= WRITTEN TASK =
Copy all the material that follows, keeping every character the same.

= MATERIAL TO PROCESS =
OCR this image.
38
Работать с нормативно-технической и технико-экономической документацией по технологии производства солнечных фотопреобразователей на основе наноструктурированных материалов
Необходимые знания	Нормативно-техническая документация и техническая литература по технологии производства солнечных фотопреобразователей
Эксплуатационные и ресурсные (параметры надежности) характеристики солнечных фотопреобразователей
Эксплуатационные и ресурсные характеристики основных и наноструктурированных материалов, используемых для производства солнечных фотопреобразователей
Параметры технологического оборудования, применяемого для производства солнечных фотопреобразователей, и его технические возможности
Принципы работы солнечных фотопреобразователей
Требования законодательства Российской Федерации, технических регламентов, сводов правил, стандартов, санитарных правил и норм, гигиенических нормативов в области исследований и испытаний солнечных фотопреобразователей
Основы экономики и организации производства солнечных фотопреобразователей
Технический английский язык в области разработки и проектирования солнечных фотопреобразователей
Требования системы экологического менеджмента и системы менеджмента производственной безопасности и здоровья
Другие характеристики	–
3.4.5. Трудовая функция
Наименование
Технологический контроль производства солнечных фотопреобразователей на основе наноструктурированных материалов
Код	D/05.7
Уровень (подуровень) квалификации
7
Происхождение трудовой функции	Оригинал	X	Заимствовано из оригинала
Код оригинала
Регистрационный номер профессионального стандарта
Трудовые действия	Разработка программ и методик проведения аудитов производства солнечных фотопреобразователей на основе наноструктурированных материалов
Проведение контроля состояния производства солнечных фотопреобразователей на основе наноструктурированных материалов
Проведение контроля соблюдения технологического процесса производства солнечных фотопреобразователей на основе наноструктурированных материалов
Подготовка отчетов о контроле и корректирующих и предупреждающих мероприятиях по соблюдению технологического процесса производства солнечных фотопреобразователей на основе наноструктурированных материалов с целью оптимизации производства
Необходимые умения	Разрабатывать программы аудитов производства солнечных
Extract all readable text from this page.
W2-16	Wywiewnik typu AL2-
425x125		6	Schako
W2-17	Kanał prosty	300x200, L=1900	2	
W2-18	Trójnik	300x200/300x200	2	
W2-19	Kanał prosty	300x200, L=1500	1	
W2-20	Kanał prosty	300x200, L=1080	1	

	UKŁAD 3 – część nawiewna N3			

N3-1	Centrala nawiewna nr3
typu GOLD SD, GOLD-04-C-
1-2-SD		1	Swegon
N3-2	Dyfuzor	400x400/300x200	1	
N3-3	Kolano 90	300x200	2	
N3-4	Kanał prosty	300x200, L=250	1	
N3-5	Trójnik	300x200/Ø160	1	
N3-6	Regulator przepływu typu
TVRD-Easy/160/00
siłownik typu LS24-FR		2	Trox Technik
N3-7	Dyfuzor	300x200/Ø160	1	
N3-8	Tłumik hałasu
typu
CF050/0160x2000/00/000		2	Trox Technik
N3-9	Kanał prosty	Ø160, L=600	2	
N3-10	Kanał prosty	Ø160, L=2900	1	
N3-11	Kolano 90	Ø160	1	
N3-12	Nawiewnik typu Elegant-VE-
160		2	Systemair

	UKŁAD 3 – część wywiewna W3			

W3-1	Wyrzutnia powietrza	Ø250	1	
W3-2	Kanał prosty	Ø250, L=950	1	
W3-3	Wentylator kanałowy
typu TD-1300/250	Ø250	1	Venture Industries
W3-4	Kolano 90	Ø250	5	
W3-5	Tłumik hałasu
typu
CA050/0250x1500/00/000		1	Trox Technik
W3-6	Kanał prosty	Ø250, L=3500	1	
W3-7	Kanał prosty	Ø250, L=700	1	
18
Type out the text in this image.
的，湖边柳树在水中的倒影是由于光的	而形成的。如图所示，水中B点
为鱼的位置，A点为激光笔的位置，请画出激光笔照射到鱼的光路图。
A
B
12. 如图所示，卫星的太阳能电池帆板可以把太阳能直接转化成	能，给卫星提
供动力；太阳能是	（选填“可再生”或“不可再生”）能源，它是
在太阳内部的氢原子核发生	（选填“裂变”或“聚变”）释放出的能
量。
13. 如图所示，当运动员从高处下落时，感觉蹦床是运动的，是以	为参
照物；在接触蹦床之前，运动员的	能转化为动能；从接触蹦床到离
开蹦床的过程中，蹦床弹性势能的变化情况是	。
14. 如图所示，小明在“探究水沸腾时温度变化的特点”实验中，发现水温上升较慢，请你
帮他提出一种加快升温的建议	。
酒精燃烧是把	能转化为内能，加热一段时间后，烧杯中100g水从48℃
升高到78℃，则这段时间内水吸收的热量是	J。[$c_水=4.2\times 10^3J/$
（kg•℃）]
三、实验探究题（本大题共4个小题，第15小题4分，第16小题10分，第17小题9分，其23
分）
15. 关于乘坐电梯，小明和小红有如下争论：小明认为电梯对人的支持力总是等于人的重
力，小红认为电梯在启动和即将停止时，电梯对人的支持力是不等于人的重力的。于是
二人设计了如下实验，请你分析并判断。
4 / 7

= ANSWER TO THIS EXERCISE =
OCR this image.
38
Работать с нормативно-технической и технико-экономической документацией по технологии производства солнечных фотопреобразователей на основе наноструктурированных материалов
Необходимые знания	Нормативно-техническая документация и техническая литература по технологии производства солнечных фотопреобразователей
Эксплуатационные и ресурсные (параметры надежности) характеристики солнечных фотопреобразователей
Эксплуатационные и ресурсные характеристики основных и наноструктурированных материалов, используемых для производства солнечных фотопреобразователей
Параметры технологического оборудования, применяемого для производства солнечных фотопреобразователей, и его технические возможности
Принципы работы солнечных фотопреобразователей
Требования законодательства Российской Федерации, технических регламентов, сводов правил, стандартов, санитарных правил и норм, гигиенических нормативов в области исследований и испытаний солнечных фотопреобразователей
Основы экономики и организации производства солнечных фотопреобразователей
Технический английский язык в области разработки и проектирования солнечных фотопреобразователей
Требования системы экологического менеджмента и системы менеджмента производственной безопасности и здоровья
Другие характеристики	–
3.4.5. Трудовая функция
Наименование
Технологический контроль производства солнечных фотопреобразователей на основе наноструктурированных материалов
Код	D/05.7
Уровень (подуровень) квалификации
7
Происхождение трудовой функции	Оригинал	X	Заимствовано из оригинала
Код оригинала
Регистрационный номер профессионального стандарта
Трудовые действия	Разработка программ и методик проведения аудитов производства солнечных фотопреобразователей на основе наноструктурированных материалов
Проведение контроля состояния производства солнечных фотопреобразователей на основе наноструктурированных материалов
Проведение контроля соблюдения технологического процесса производства солнечных фотопреобразователей на основе наноструктурированных материалов
Подготовка отчетов о контроле и корректирующих и предупреждающих мероприятиях по соблюдению технологического процесса производства солнечных фотопреобразователей на основе наноструктурированных материалов с целью оптимизации производства
Необходимые умения	Разрабатывать программы аудитов производства солнечных
Extract all readable text from this page.
W2-16	Wywiewnik typu AL2-
425x125		6	Schako
W2-17	Kanał prosty	300x200, L=1900	2	
W2-18	Trójnik	300x200/300x200	2	
W2-19	Kanał prosty	300x200, L=1500	1	
W2-20	Kanał prosty	300x200, L=1080	1	

	UKŁAD 3 – część nawiewna N3			

N3-1	Centrala nawiewna nr3
typu GOLD SD, GOLD-04-C-
1-2-SD		1	Swegon
N3-2	Dyfuzor	400x400/300x200	1	
N3-3	Kolano 90	300x200	2	
N3-4	Kanał prosty	300x200, L=250	1	
N3-5	Trójnik	300x200/Ø160	1	
N3-6	Regulator przepływu typu
TVRD-Easy/160/00
siłownik typu LS24-FR		2	Trox Technik
N3-7	Dyfuzor	300x200/Ø160	1	
N3-8	Tłumik hałasu
typu
CF050/0160x2000/00/000		2	Trox Technik
N3-9	Kanał prosty	Ø160, L=600	2	
N3-10	Kanał prosty	Ø160, L=2900	1	
N3-11	Kolano 90	Ø160	1	
N3-12	Nawiewnik typu Elegant-VE-
160		2	Systemair

	UKŁAD 3 – część wywiewna W3			

W3-1	Wyrzutnia powietrza	Ø250	1	
W3-2	Kanał prosty	Ø250, L=950	1	
W3-3	Wentylator kanałowy
typu TD-1300/250	Ø250	1	Venture Industries
W3-4	Kolano 90	Ø250	5	
W3-5	Tłumik hałasu
typu
CA050/0250x1500/00/000		1	Trox Technik
W3-6	Kanał prosty	Ø250, L=3500	1	
W3-7	Kanał prosty	Ø250, L=700	1	
18
Type out the text in this image.
的，湖边柳树在水中的倒影是由于光的	而形成的。如图所示，水中B点
为鱼的位置，A点为激光笔的位置，请画出激光笔照射到鱼的光路图。
A
B
12. 如图所示，卫星的太阳能电池帆板可以把太阳能直接转化成	能，给卫星提
供动力；太阳能是	（选填“可再生”或“不可再生”）能源，它是
在太阳内部的氢原子核发生	（选填“裂变”或“聚变”）释放出的能
量。
13. 如图所示，当运动员从高处下落时，感觉蹦床是运动的，是以	为参
照物；在接触蹦床之前，运动员的	能转化为动能；从接触蹦床到离
开蹦床的过程中，蹦床弹性势能的变化情况是	。
14. 如图所示，小明在“探究水沸腾时温度变化的特点”实验中，发现水温上升较慢，请你
帮他提出一种加快升温的建议	。
酒精燃烧是把	能转化为内能，加热一段时间后，烧杯中100g水从48℃
升高到78℃，则这段时间内水吸收的热量是	J。[$c_水=4.2\times 10^3J/$
（kg•℃）]
三、实验探究题（本大题共4个小题，第15小题4分，第16小题10分，第17小题9分，其23
分）
15. 关于乘坐电梯，小明和小红有如下争论：小明认为电梯对人的支持力总是等于人的重
力，小红认为电梯在启动和即将停止时，电梯对人的支持力是不等于人的重力的。于是
二人设计了如下实验，请你分析并判断。
4 / 7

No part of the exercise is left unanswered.